**GIVEN EXERCISE 1**:
Return the listing from its first line up to and including the line that contains "y-tick-label: 5 — [169, 250, 181, 273]", reproducing those lines without any change.

**GIVEN PASSAGE**:
* Start *
Despite the initial condition, how did it fare when tested? When adjusted, it passed basic calibration tests. When checked for play (which is the easiest thing to feel when buying), none can be felt. The measurements are 3/10000" (0.3/1000") axial, and less than that side to side at the point tested. This is just enough for the light oil film that lubricates the spindle threads and helps protect from rust. In fact, to show the axial play took more force than any of the other micrometers, and several seconds for the position to settle as oil moved through the clearance in the threads.
This is a quality tool and quite usable as it is to 1/1000", though it will get the faces lapped back to perfection at some point.
Now, for a final example....
Step 7: A Cargo Cult Tool
This resembles a classic design from the late 19th and early 20th century (the Brown and Sharpe #15, pat 1884), as long as you don't look too closely.
The design was outdated before WW-II. The zero adjustment is, again, by turning the anvil on a screw thread.
The chrome is shiny, and the surface of the spindle is polished, but the machining is very, very sloppy. The marks are chromed, mostly, and not very deep, so they are difficult to read. They should be clear. Glare from the chrome around them would pretty much make them difficult to read anyway, even if they were sharper and not chromed.
* End *
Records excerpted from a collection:
* Start *
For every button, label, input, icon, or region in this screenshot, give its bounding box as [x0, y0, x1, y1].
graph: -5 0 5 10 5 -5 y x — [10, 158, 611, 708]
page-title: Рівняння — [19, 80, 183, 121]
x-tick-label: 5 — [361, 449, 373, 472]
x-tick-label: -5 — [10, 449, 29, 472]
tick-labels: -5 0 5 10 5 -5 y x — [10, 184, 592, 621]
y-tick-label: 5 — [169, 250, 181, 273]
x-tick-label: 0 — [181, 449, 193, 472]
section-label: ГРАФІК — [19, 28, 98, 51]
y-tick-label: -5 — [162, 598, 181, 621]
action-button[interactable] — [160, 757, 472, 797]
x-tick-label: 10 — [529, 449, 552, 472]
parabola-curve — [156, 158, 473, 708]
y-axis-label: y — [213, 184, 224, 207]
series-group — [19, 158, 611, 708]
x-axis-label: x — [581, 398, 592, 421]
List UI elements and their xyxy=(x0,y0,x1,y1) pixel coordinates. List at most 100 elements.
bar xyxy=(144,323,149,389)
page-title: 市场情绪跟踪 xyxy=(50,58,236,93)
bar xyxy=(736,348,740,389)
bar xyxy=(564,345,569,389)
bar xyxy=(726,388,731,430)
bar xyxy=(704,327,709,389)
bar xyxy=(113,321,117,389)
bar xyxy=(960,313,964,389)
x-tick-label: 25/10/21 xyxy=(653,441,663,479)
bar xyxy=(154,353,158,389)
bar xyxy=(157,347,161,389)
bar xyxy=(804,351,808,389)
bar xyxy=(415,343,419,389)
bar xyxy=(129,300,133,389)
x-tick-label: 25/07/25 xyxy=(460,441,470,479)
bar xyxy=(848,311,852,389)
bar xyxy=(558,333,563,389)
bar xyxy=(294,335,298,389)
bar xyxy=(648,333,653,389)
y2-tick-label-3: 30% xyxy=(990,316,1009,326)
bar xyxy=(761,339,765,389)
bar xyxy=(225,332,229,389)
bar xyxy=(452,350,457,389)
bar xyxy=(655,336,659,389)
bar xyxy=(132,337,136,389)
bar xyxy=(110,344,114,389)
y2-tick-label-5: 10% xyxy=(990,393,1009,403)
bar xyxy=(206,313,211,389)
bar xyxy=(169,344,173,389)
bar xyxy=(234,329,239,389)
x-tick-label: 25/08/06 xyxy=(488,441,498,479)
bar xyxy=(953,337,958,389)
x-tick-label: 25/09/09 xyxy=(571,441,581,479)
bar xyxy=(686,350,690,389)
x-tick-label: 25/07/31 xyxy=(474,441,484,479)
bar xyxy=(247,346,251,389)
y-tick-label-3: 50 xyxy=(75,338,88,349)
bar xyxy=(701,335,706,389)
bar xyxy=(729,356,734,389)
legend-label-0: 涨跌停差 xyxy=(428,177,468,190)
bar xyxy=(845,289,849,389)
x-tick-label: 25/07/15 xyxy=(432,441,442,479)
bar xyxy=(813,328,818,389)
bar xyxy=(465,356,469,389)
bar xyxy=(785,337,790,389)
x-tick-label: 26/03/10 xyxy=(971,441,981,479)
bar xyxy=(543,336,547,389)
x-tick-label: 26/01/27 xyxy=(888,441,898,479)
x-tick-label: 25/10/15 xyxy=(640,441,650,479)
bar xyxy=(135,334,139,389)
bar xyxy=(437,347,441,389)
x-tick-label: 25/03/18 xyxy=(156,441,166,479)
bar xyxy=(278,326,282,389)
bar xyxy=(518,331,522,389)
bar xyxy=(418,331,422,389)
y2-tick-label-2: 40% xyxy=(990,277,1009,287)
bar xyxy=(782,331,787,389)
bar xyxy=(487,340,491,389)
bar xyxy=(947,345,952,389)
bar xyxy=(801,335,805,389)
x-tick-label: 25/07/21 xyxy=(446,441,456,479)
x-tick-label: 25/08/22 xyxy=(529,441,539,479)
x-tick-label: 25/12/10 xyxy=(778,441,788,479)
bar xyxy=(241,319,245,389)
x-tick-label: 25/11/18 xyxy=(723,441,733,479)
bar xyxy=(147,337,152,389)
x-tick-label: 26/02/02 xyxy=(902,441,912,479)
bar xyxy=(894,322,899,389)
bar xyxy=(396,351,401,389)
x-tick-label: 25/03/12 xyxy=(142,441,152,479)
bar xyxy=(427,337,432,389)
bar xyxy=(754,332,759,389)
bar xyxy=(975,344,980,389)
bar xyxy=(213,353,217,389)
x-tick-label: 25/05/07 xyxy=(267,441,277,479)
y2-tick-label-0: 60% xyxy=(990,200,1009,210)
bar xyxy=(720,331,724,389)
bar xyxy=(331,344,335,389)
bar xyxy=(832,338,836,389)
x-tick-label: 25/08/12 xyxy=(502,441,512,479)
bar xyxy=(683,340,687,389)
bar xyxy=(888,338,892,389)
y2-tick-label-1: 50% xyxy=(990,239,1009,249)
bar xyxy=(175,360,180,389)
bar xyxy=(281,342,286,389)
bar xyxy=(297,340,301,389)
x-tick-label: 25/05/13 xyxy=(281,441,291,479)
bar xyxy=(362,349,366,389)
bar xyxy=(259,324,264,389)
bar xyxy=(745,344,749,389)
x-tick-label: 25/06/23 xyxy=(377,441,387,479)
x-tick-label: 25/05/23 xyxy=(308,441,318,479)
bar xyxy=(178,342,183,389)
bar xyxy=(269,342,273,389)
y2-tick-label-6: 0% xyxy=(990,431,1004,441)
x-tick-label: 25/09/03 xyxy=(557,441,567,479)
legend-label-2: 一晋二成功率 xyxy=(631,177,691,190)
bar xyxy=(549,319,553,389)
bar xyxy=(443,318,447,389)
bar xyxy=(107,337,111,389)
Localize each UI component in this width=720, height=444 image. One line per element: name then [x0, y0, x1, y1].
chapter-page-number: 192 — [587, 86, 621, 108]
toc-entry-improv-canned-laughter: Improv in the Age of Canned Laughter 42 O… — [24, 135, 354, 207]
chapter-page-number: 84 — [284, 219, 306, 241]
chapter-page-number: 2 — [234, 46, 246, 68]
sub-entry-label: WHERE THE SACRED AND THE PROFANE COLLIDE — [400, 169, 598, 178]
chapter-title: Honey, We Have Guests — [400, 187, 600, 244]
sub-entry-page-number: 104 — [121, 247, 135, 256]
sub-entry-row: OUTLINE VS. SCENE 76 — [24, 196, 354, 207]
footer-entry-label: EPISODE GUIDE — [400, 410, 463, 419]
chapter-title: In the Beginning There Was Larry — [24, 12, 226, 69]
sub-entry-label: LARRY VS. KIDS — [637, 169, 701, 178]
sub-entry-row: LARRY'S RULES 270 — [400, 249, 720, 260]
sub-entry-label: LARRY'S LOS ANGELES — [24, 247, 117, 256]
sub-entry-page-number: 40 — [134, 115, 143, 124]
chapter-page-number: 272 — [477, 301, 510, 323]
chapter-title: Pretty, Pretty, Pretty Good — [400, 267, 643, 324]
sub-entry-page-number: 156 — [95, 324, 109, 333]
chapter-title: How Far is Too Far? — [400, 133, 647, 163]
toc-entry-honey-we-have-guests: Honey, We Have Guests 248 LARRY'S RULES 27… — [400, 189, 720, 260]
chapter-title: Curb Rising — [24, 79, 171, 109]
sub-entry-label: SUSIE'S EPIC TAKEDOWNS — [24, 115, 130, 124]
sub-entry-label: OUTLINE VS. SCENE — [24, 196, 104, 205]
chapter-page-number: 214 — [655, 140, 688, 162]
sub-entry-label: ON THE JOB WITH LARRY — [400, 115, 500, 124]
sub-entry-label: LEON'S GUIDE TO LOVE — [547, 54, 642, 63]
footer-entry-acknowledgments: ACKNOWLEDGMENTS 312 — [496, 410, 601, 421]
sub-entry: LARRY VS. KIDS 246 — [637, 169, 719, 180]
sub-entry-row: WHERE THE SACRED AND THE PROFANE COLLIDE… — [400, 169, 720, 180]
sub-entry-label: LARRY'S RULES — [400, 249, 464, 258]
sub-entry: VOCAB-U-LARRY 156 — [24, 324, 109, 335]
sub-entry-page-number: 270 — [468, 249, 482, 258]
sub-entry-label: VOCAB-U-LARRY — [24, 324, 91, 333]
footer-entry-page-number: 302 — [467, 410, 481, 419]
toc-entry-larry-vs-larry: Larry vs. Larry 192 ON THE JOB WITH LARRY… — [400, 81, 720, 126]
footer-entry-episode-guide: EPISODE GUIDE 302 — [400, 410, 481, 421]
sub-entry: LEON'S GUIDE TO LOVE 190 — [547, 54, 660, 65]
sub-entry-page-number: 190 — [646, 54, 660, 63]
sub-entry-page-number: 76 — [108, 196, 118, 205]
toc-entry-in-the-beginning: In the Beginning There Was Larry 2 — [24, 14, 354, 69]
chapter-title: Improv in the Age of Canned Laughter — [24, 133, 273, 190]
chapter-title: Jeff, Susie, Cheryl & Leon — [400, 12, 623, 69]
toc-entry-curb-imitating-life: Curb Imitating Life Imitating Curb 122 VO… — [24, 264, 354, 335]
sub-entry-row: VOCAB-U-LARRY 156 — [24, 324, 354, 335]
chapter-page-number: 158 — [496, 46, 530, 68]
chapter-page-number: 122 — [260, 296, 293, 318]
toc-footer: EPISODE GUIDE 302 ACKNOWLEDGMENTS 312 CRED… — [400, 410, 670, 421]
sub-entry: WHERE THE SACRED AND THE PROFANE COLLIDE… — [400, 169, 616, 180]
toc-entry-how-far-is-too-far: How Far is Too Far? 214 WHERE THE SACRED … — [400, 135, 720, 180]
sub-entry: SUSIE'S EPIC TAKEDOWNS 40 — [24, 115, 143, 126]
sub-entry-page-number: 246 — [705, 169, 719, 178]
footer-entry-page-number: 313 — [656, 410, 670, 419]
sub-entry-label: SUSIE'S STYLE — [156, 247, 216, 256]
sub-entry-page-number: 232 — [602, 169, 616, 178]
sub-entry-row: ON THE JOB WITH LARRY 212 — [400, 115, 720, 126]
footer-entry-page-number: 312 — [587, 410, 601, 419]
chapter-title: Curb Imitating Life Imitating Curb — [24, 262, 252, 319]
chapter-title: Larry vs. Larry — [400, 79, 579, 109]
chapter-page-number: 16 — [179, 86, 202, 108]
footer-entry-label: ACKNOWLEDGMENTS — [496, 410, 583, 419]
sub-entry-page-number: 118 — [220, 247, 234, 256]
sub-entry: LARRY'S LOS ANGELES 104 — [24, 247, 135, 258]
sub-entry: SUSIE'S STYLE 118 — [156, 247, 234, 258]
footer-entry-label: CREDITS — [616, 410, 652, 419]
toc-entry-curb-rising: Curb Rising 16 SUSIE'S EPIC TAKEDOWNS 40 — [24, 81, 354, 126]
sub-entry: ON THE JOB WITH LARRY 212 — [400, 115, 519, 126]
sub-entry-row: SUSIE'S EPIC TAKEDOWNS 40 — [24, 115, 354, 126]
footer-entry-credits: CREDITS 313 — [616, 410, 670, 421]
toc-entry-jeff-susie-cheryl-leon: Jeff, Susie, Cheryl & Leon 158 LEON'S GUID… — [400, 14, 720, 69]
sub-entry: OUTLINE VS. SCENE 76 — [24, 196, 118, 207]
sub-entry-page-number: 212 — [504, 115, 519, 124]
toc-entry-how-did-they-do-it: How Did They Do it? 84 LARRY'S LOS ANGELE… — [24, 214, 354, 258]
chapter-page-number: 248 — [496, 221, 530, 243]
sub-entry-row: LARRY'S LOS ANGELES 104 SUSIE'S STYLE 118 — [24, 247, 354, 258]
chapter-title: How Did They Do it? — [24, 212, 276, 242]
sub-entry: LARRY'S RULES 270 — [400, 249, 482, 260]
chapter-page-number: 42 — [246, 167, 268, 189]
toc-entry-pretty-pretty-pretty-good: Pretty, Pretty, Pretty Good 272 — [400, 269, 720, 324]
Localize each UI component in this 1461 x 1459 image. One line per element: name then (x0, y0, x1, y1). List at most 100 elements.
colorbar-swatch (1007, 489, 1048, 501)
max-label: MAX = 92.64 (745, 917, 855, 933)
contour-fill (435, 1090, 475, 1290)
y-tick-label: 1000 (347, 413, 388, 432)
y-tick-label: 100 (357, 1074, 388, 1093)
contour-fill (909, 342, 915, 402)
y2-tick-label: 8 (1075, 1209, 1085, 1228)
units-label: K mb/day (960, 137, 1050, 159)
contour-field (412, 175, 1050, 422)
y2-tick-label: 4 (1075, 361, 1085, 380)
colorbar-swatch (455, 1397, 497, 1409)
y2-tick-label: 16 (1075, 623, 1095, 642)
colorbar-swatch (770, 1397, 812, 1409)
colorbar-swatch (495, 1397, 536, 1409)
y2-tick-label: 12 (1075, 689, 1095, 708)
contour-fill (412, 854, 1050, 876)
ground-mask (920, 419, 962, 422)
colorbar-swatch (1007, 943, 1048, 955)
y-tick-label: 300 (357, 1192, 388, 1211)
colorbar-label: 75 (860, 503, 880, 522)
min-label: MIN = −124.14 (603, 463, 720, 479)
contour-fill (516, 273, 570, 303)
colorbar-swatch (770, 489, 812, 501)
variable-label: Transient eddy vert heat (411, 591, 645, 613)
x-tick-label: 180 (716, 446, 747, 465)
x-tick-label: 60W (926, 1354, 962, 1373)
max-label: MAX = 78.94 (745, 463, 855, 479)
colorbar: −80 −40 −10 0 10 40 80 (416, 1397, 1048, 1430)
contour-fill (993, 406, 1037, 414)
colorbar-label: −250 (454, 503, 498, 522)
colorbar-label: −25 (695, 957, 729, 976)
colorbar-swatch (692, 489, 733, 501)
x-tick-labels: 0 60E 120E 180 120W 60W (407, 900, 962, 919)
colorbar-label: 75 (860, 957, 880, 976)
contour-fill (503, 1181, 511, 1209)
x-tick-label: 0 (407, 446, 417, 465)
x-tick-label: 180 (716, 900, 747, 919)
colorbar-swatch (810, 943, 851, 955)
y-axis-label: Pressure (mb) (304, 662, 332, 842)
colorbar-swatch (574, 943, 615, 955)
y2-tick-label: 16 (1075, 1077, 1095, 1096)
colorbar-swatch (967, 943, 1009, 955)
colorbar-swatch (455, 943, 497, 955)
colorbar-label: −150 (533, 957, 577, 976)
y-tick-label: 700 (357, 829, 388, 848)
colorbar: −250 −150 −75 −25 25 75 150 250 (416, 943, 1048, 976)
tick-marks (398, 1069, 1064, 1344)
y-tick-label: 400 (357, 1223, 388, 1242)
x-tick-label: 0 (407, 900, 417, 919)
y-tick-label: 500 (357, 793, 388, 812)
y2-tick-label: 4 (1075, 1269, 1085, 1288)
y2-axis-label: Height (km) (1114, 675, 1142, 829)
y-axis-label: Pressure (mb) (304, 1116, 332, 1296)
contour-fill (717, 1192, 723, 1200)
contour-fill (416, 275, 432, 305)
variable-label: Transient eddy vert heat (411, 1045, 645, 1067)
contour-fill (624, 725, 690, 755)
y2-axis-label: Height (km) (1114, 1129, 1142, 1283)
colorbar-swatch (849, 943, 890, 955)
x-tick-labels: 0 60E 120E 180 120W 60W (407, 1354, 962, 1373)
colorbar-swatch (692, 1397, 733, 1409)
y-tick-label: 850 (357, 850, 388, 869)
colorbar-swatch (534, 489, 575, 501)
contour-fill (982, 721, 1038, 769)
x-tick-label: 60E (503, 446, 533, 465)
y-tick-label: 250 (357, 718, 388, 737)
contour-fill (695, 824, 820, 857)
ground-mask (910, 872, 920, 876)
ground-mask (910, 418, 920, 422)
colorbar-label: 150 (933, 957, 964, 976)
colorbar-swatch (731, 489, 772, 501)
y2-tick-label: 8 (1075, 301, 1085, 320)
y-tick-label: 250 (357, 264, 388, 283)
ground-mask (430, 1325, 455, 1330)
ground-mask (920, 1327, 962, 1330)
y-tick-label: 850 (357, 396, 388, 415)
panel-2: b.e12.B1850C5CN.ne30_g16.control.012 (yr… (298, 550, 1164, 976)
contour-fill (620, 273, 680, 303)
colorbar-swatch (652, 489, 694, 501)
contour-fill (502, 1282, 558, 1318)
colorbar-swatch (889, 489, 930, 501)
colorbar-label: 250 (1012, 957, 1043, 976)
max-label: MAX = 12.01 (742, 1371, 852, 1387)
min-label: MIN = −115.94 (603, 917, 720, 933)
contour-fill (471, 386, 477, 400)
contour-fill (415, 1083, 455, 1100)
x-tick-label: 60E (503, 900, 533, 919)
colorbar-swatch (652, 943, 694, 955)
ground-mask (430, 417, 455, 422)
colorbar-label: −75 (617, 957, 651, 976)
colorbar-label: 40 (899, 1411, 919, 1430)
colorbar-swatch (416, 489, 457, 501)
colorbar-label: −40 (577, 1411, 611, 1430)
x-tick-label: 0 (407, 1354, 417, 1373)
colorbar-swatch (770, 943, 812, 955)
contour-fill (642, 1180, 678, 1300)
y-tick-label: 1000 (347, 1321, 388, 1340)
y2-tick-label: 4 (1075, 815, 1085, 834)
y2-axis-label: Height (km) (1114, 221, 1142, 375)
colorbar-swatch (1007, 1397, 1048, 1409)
* End *
**GIVEN EXERCISE 2**:
In the micrometer passage, what patent year is given for the Brown and Sharpe #15?

**WORKED SOLUTION 1**:
For every button, label, input, icon, or region in this screenshot, give its bounding box as [x0, y0, x1, y1].
graph: -5 0 5 10 5 -5 y x — [10, 158, 611, 708]
page-title: Рівняння — [19, 80, 183, 121]
x-tick-label: 5 — [361, 449, 373, 472]
x-tick-label: -5 — [10, 449, 29, 472]
tick-labels: -5 0 5 10 5 -5 y x — [10, 184, 592, 621]
y-tick-label: 5 — [169, 250, 181, 273]

**WORKED SOLUTION 2**:
1884